#### Written task
Without the images, write out all of the following entries exactly.

#### Exercise data
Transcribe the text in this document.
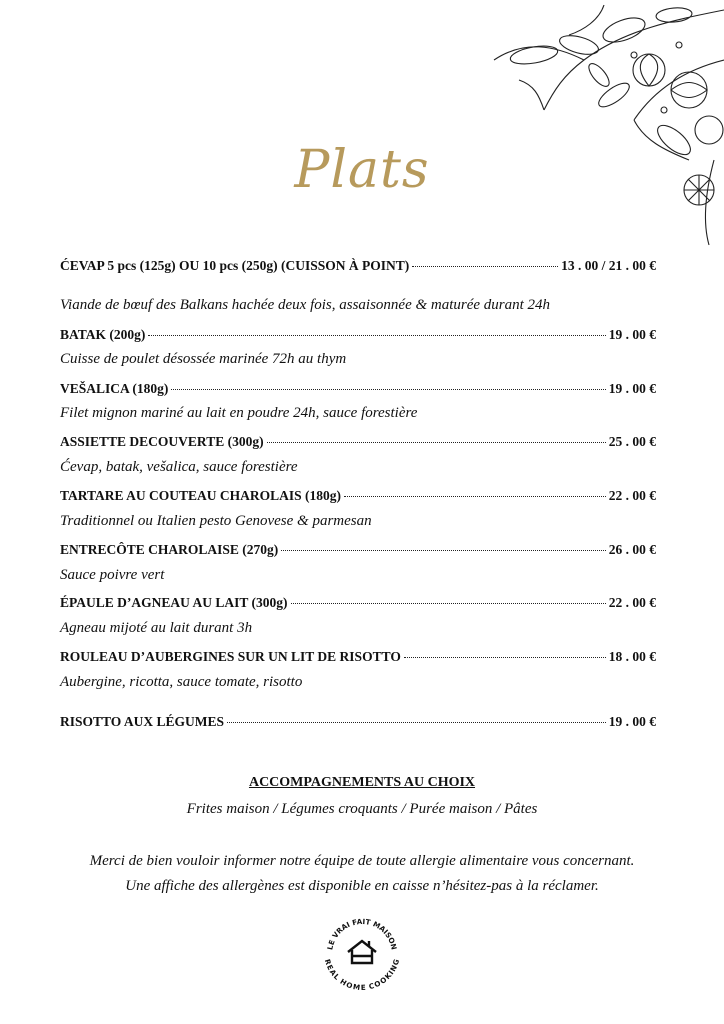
Plats
ĆEVAP 5 pcs (125g) OU 10 pcs (250g) (CUISSON À POINT)	13 . 00 / 21 . 00 €
Viande de bœuf des Balkans hachée deux fois, assaisonnée & maturée durant 24h
BATAK (200g)	19 . 00 €
Cuisse de poulet désossée marinée 72h au thym
VEŠALICA (180g)	19 . 00 €
Filet mignon mariné au lait en poudre 24h, sauce forestière
ASSIETTE DECOUVERTE (300g)	25 . 00 €
Ćevap, batak, vešalica, sauce forestière
TARTARE AU COUTEAU CHAROLAIS (180g)	22 . 00 €
Traditionnel ou Italien pesto Genovese & parmesan
ENTRECÔTE CHAROLAISE (270g)	26 . 00 €
Sauce poivre vert
ÉPAULE D’AGNEAU AU LAIT (300g)	22 . 00 €
Agneau mijoté au lait durant 3h
ROULEAU D’AUBERGINES SUR UN LIT DE RISOTTO	18 . 00 €
Aubergine, ricotta, sauce tomate, risotto
RISOTTO AUX LÉGUMES	19 . 00 €
ACCOMPAGNEMENTS AU CHOIX
Frites maison / Légumes croquants / Purée maison / Pâtes
Merci de bien vouloir informer notre équipe de toute allergie alimentaire vous concernant.
Une affiche des allergènes est disponible en caisse n’hésitez-pas à la réclamer.
LE VRAI FAIT MAISON
REAL HOME COOKING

#### The reply
Transcribe the text in this document.
Plats
ĆEVAP 5 pcs (125g) OU 10 pcs (250g) (CUISSON À POINT)	13 . 00 / 21 . 00 €
Viande de bœuf des Balkans hachée deux fois, assaisonnée & maturée durant 24h
BATAK (200g)	19 . 00 €
Cuisse de poulet désossée marinée 72h au thym
VEŠALICA (180g)	19 . 00 €
Filet mignon mariné au lait en poudre 24h, sauce forestière
ASSIETTE DECOUVERTE (300g)	25 . 00 €
Ćevap, batak, vešalica, sauce forestière
TARTARE AU COUTEAU CHAROLAIS (180g)	22 . 00 €
Traditionnel ou Italien pesto Genovese & parmesan
ENTRECÔTE CHAROLAISE (270g)	26 . 00 €
Sauce poivre vert
ÉPAULE D’AGNEAU AU LAIT (300g)	22 . 00 €
Agneau mijoté au lait durant 3h
ROULEAU D’AUBERGINES SUR UN LIT DE RISOTTO	18 . 00 €
Aubergine, ricotta, sauce tomate, risotto
RISOTTO AUX LÉGUMES	19 . 00 €
ACCOMPAGNEMENTS AU CHOIX
Frites maison / Légumes croquants / Purée maison / Pâtes
Merci de bien vouloir informer notre équipe de toute allergie alimentaire vous concernant.
Une affiche des allergènes est disponible en caisse n’hésitez-pas à la réclamer.
LE VRAI FAIT MAISON
REAL HOME COOKING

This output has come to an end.